Scan the records for the string "sigma"; copy each line where it occurs.

━━━━━━━━━━━━━━━━

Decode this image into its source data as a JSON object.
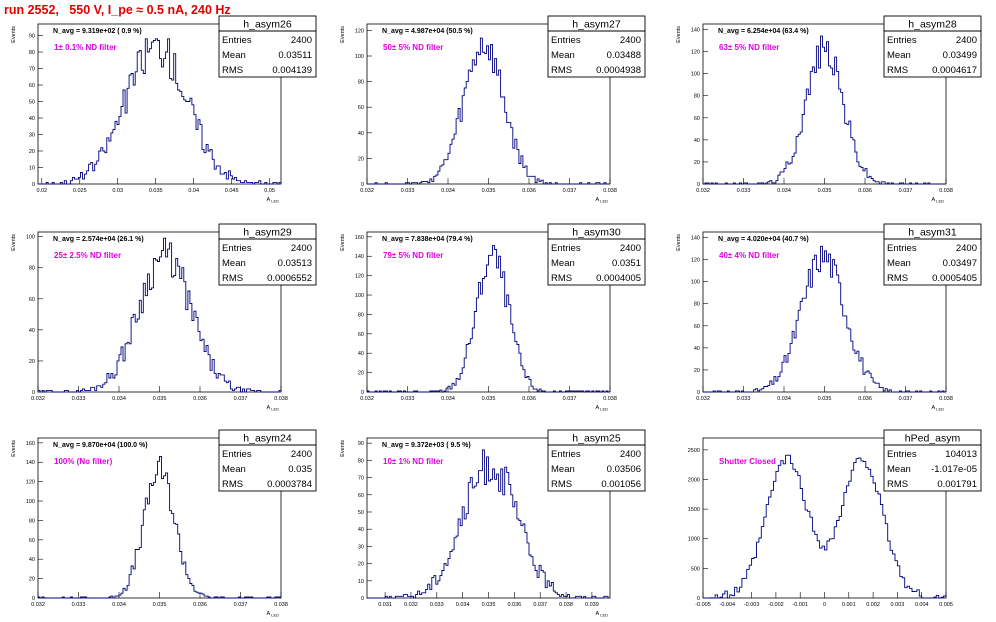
{
  "header": {
    "run_title": "run 2552,   550 V, I_pe ≈ 0.5 nA, 240 Hz"
  },
  "colors": {
    "histogram_line": "#000080",
    "annotation": "#e000e0",
    "title_red": "#e00000"
  },
  "chart_data": [
    {
      "type": "histogram",
      "name": "h_asym26",
      "xlabel": "A_LED",
      "ylabel": "Events",
      "navg_text": "N_avg = 9.319e+02 ( 0.9 %)",
      "note": "1± 0.1% ND filter",
      "stats": {
        "entries": "2400",
        "mean": "0.03511",
        "rms": "0.004139"
      },
      "xlim": [
        0.0195,
        0.0515
      ],
      "ylim": [
        0,
        97
      ],
      "xticks": [
        0.02,
        0.025,
        0.03,
        0.035,
        0.04,
        0.045,
        0.05
      ],
      "xtick_labels": [
        "0.02",
        "0.025",
        "0.03",
        "0.035",
        "0.04",
        "0.045",
        "0.05"
      ],
      "yticks": [
        0,
        10,
        20,
        30,
        40,
        50,
        60,
        70,
        80,
        90
      ],
      "peak": 95,
      "mu": 0.0351,
      "sigma": 0.0041,
      "bins": 120,
      "seed": 26
    },
    {
      "type": "histogram",
      "name": "h_asym27",
      "xlabel": "A_LED",
      "ylabel": "Events",
      "navg_text": "N_avg = 4.987e+04 (50.5 %)",
      "note": "50± 5% ND filter",
      "stats": {
        "entries": "2400",
        "mean": "0.03488",
        "rms": "0.0004938"
      },
      "xlim": [
        0.032,
        0.038
      ],
      "ylim": [
        0,
        125
      ],
      "xticks": [
        0.032,
        0.033,
        0.034,
        0.035,
        0.036,
        0.037,
        0.038
      ],
      "xtick_labels": [
        "0.032",
        "0.033",
        "0.034",
        "0.035",
        "0.036",
        "0.037",
        "0.038"
      ],
      "yticks": [
        0,
        20,
        40,
        60,
        80,
        100,
        120
      ],
      "peak": 122,
      "mu": 0.03488,
      "sigma": 0.00049,
      "bins": 120,
      "seed": 27
    },
    {
      "type": "histogram",
      "name": "h_asym28",
      "xlabel": "A_LED",
      "ylabel": "Events",
      "navg_text": "N_avg = 6.254e+04 (63.4 %)",
      "note": "63± 5% ND filter",
      "stats": {
        "entries": "2400",
        "mean": "0.03499",
        "rms": "0.0004617"
      },
      "xlim": [
        0.032,
        0.038
      ],
      "ylim": [
        0,
        145
      ],
      "xticks": [
        0.032,
        0.033,
        0.034,
        0.035,
        0.036,
        0.037,
        0.038
      ],
      "xtick_labels": [
        "0.032",
        "0.033",
        "0.034",
        "0.035",
        "0.036",
        "0.037",
        "0.038"
      ],
      "yticks": [
        0,
        20,
        40,
        60,
        80,
        100,
        120,
        140
      ],
      "peak": 140,
      "mu": 0.035,
      "sigma": 0.00046,
      "bins": 120,
      "seed": 28
    },
    {
      "type": "histogram",
      "name": "h_asym29",
      "xlabel": "A_LED",
      "ylabel": "Events",
      "navg_text": "N_avg = 2.574e+04 (26.1 %)",
      "note": "25± 2.5% ND filter",
      "stats": {
        "entries": "2400",
        "mean": "0.03513",
        "rms": "0.0006552"
      },
      "xlim": [
        0.032,
        0.038
      ],
      "ylim": [
        0,
        103
      ],
      "xticks": [
        0.032,
        0.033,
        0.034,
        0.035,
        0.036,
        0.037,
        0.038
      ],
      "xtick_labels": [
        "0.032",
        "0.033",
        "0.034",
        "0.035",
        "0.036",
        "0.037",
        "0.038"
      ],
      "yticks": [
        0,
        20,
        40,
        60,
        80,
        100
      ],
      "peak": 100,
      "mu": 0.03513,
      "sigma": 0.00065,
      "bins": 120,
      "seed": 29
    },
    {
      "type": "histogram",
      "name": "h_asym30",
      "xlabel": "A_LED",
      "ylabel": "Events",
      "navg_text": "N_avg = 7.838e+04 (79.4 %)",
      "note": "79± 5% ND filter",
      "stats": {
        "entries": "2400",
        "mean": "0.0351",
        "rms": "0.0004005"
      },
      "xlim": [
        0.032,
        0.038
      ],
      "ylim": [
        0,
        165
      ],
      "xticks": [
        0.032,
        0.033,
        0.034,
        0.035,
        0.036,
        0.037,
        0.038
      ],
      "xtick_labels": [
        "0.032",
        "0.033",
        "0.034",
        "0.035",
        "0.036",
        "0.037",
        "0.038"
      ],
      "yticks": [
        0,
        20,
        40,
        60,
        80,
        100,
        120,
        140,
        160
      ],
      "peak": 160,
      "mu": 0.0351,
      "sigma": 0.0004,
      "bins": 120,
      "seed": 30
    },
    {
      "type": "histogram",
      "name": "h_asym31",
      "xlabel": "A_LED",
      "ylabel": "Events",
      "navg_text": "N_avg = 4.020e+04 (40.7 %)",
      "note": "40± 4% ND filter",
      "stats": {
        "entries": "2400",
        "mean": "0.03497",
        "rms": "0.0005405"
      },
      "xlim": [
        0.032,
        0.038
      ],
      "ylim": [
        0,
        145
      ],
      "xticks": [
        0.032,
        0.033,
        0.034,
        0.035,
        0.036,
        0.037,
        0.038
      ],
      "xtick_labels": [
        "0.032",
        "0.033",
        "0.034",
        "0.035",
        "0.036",
        "0.037",
        "0.038"
      ],
      "yticks": [
        0,
        20,
        40,
        60,
        80,
        100,
        120,
        140
      ],
      "peak": 140,
      "mu": 0.03497,
      "sigma": 0.00054,
      "bins": 120,
      "seed": 31
    },
    {
      "type": "histogram",
      "name": "h_asym24",
      "xlabel": "A_LED",
      "ylabel": "Events",
      "navg_text": "N_avg = 9.870e+04 (100.0 %)",
      "note": "100% (No filter)",
      "stats": {
        "entries": "2400",
        "mean": "0.035",
        "rms": "0.0003784"
      },
      "xlim": [
        0.032,
        0.038
      ],
      "ylim": [
        0,
        165
      ],
      "xticks": [
        0.032,
        0.033,
        0.034,
        0.035,
        0.036,
        0.037,
        0.038
      ],
      "xtick_labels": [
        "0.032",
        "0.033",
        "0.034",
        "0.035",
        "0.036",
        "0.037",
        "0.038"
      ],
      "yticks": [
        0,
        20,
        40,
        60,
        80,
        100,
        120,
        140,
        160
      ],
      "peak": 150,
      "mu": 0.035,
      "sigma": 0.00038,
      "bins": 120,
      "seed": 24
    },
    {
      "type": "histogram",
      "name": "h_asym25",
      "xlabel": "A_LED",
      "ylabel": "Events",
      "navg_text": "N_avg = 9.372e+03 ( 9.5 %)",
      "note": "10± 1% ND filter",
      "stats": {
        "entries": "2400",
        "mean": "0.03506",
        "rms": "0.001056"
      },
      "xlim": [
        0.0303,
        0.0397
      ],
      "ylim": [
        0,
        93
      ],
      "xticks": [
        0.031,
        0.032,
        0.033,
        0.034,
        0.035,
        0.036,
        0.037,
        0.038,
        0.039
      ],
      "xtick_labels": [
        "0.031",
        "0.032",
        "0.033",
        "0.034",
        "0.035",
        "0.036",
        "0.037",
        "0.038",
        "0.039"
      ],
      "yticks": [
        0,
        10,
        20,
        30,
        40,
        50,
        60,
        70,
        80,
        90
      ],
      "peak": 88,
      "mu": 0.03506,
      "sigma": 0.00106,
      "bins": 120,
      "seed": 25
    },
    {
      "type": "histogram",
      "name": "hPed_asym",
      "xlabel": "",
      "ylabel": "",
      "navg_text": "",
      "note": "Shutter Closed",
      "stats": {
        "entries": "104013",
        "mean": "-1.017e-05",
        "rms": "0.001791"
      },
      "xlim": [
        -0.005,
        0.005
      ],
      "ylim": [
        0,
        2700
      ],
      "xticks": [
        -0.005,
        -0.004,
        -0.003,
        -0.002,
        -0.001,
        0,
        0.001,
        0.002,
        0.003,
        0.004,
        0.005
      ],
      "xtick_labels": [
        "-0.005",
        "-0.004",
        "-0.003",
        "-0.002",
        "-0.001",
        "0",
        "0.001",
        "0.002",
        "0.003",
        "0.004",
        "0.005"
      ],
      "yticks": [
        0,
        500,
        1000,
        1500,
        2000,
        2500
      ],
      "bimodal": {
        "mu1": -0.00155,
        "mu2": 0.00155,
        "sigma": 0.00085,
        "peak": 2550
      },
      "bins": 100,
      "seed": 99
    }
  ]
}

━━━━━━━━━━━━━━━━

◆ Solution ◆
      "sigma": 0.0041,
      "sigma": 0.00049,
      "sigma": 0.00046,
      "sigma": 0.00065,
      "sigma": 0.0004,
      "sigma": 0.00054,
      "sigma": 0.00038,
      "sigma": 0.00106,
        "sigma": 0.00085,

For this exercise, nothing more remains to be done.